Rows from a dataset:
--- begin ---

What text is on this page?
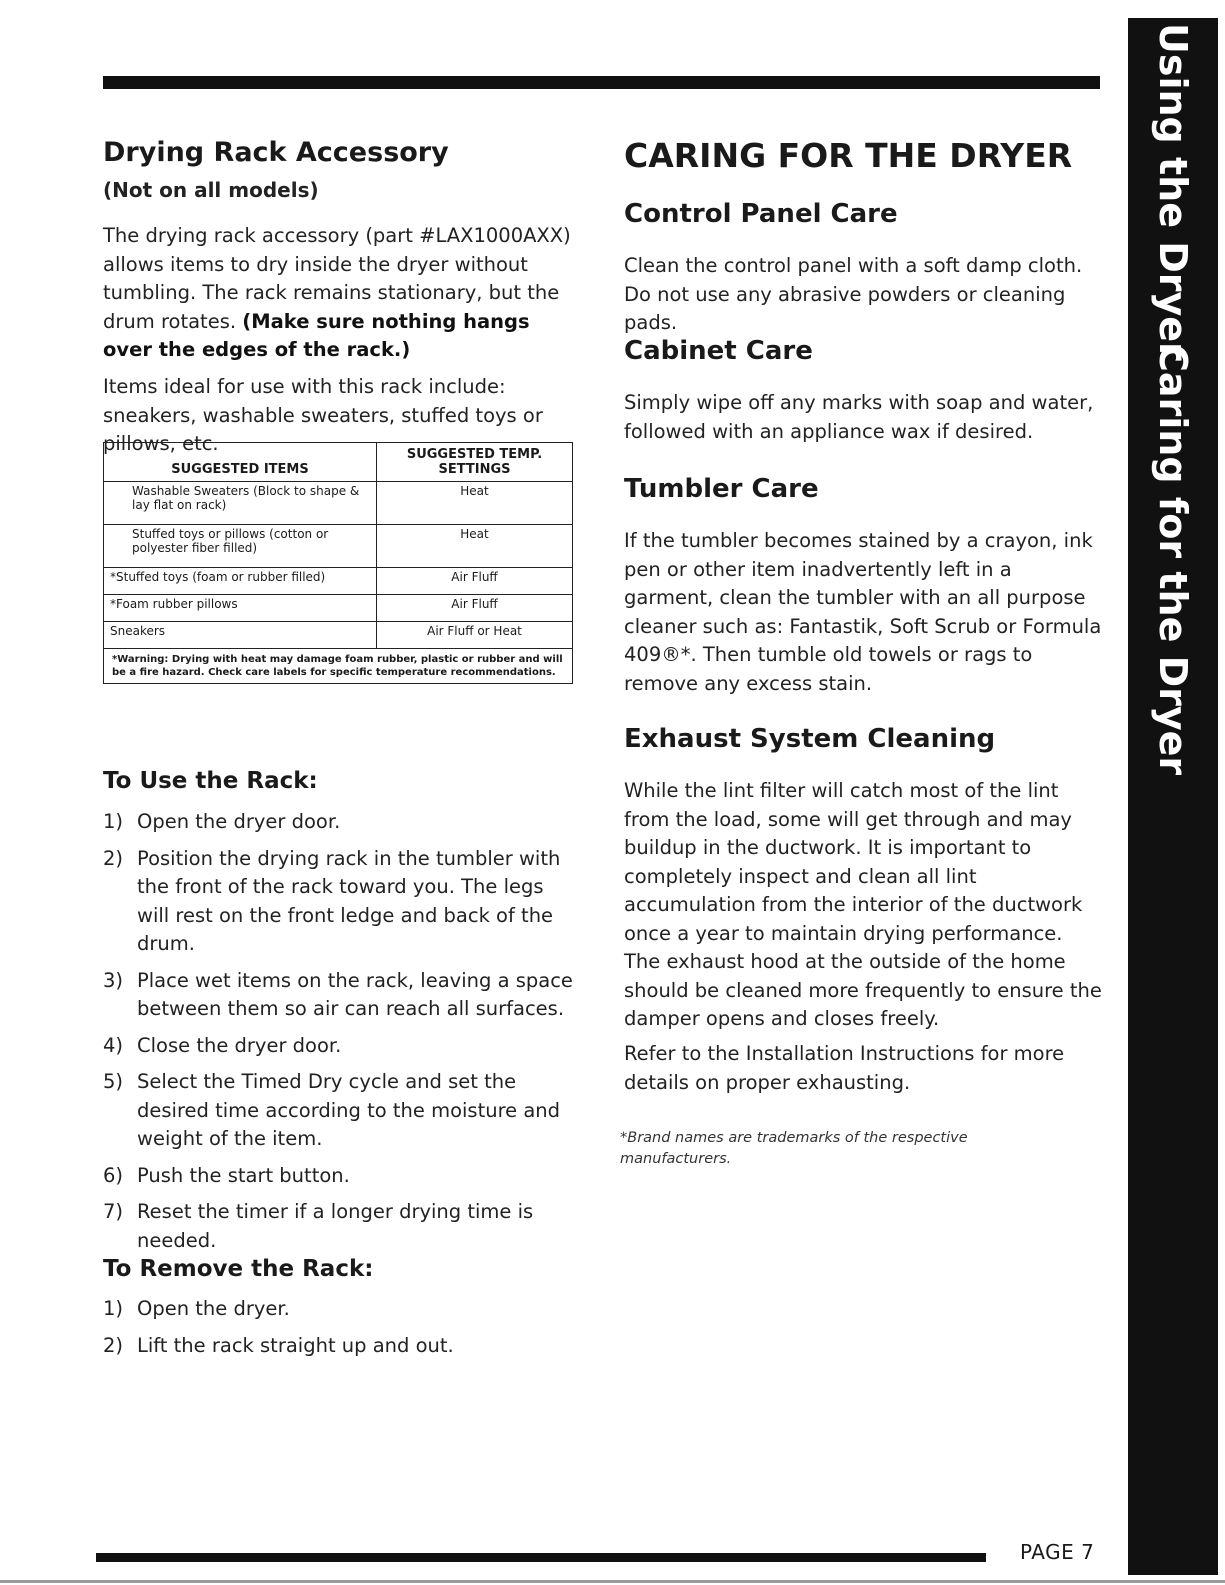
Drying Rack Accessory
(Not on all models)

The drying rack accessory (part #LAX1000AXX) allows items to dry inside the dryer without tumbling. The rack remains stationary, but the drum rotates. (Make sure nothing hangs over the edges of the rack.)

Items ideal for use with this rack include: sneakers, washable sweaters, stuffed toys or pillows, etc.

SUGGESTED ITEMS	SUGGESTED TEMP. SETTINGS
Washable Sweaters (Block to shape & lay flat on rack)	Heat
Stuffed toys or pillows (cotton or polyester fiber filled)	Heat
*Stuffed toys (foam or rubber filled)	Air Fluff
*Foam rubber pillows	Air Fluff
Sneakers	Air Fluff or Heat
*Warning: Drying with heat may damage foam rubber, plastic or rubber and will be a fire hazard. Check care labels for specific temperature recommendations.	
To Use the Rack:
1) Open the dryer door.
2) Position the drying rack in the tumbler with the front of the rack toward you. The legs will rest on the front ledge and back of the drum.
3) Place wet items on the rack, leaving a space between them so air can reach all surfaces.
4) Close the dryer door.
5) Select the Timed Dry cycle and set the desired time according to the moisture and weight of the item.
6) Push the start button.
7) Reset the timer if a longer drying time is needed.
To Remove the Rack:
1) Open the dryer.
2) Lift the rack straight up and out.
CARING FOR THE DRYER
Control Panel Care

Clean the control panel with a soft damp cloth. Do not use any abrasive powders or cleaning pads.

Cabinet Care

Simply wipe off any marks with soap and water, followed with an appliance wax if desired.

Tumbler Care

If the tumbler becomes stained by a crayon, ink pen or other item inadvertently left in a garment, clean the tumbler with an all purpose cleaner such as: Fantastik, Soft Scrub or Formula 409®*. Then tumble old towels or rags to remove any excess stain.

Exhaust System Cleaning

While the lint filter will catch most of the lint from the load, some will get through and may buildup in the ductwork. It is important to completely inspect and clean all lint accumulation from the interior of the ductwork once a year to maintain drying performance. The exhaust hood at the outside of the home should be cleaned more frequently to ensure the damper opens and closes freely.

Refer to the Installation Instructions for more details on proper exhausting.

*Brand names are trademarks of the respective manufacturers.
Using the Dryer
Caring for the Dryer
PAGE 7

--- end ---

Stated task:
Pictures in the records must not appear in the copy; transcribe everything else precisely.

Answer to the task:
What text is on this page?
Drying Rack Accessory
(Not on all models)

The drying rack accessory (part #LAX1000AXX) allows items to dry inside the dryer without tumbling. The rack remains stationary, but the drum rotates. (Make sure nothing hangs over the edges of the rack.)

Items ideal for use with this rack include: sneakers, washable sweaters, stuffed toys or pillows, etc.

SUGGESTED ITEMS	SUGGESTED TEMP. SETTINGS
Washable Sweaters (Block to shape & lay flat on rack)	Heat
Stuffed toys or pillows (cotton or polyester fiber filled)	Heat
*Stuffed toys (foam or rubber filled)	Air Fluff
*Foam rubber pillows	Air Fluff
Sneakers	Air Fluff or Heat
*Warning: Drying with heat may damage foam rubber, plastic or rubber and will be a fire hazard. Check care labels for specific temperature recommendations.	
To Use the Rack:
1) Open the dryer door.
2) Position the drying rack in the tumbler with the front of the rack toward you. The legs will rest on the front ledge and back of the drum.
3) Place wet items on the rack, leaving a space between them so air can reach all surfaces.
4) Close the dryer door.
5) Select the Timed Dry cycle and set the desired time according to the moisture and weight of the item.
6) Push the start button.
7) Reset the timer if a longer drying time is needed.
To Remove the Rack:
1) Open the dryer.
2) Lift the rack straight up and out.
CARING FOR THE DRYER
Control Panel Care

Clean the control panel with a soft damp cloth. Do not use any abrasive powders or cleaning pads.

Cabinet Care

Simply wipe off any marks with soap and water, followed with an appliance wax if desired.

Tumbler Care

If the tumbler becomes stained by a crayon, ink pen or other item inadvertently left in a garment, clean the tumbler with an all purpose cleaner such as: Fantastik, Soft Scrub or Formula 409®*. Then tumble old towels or rags to remove any excess stain.

Exhaust System Cleaning

While the lint filter will catch most of the lint from the load, some will get through and may buildup in the ductwork. It is important to completely inspect and clean all lint accumulation from the interior of the ductwork once a year to maintain drying performance. The exhaust hood at the outside of the home should be cleaned more frequently to ensure the damper opens and closes freely.

Refer to the Installation Instructions for more details on proper exhausting.

*Brand names are trademarks of the respective manufacturers.
Using the Dryer
Caring for the Dryer
PAGE 7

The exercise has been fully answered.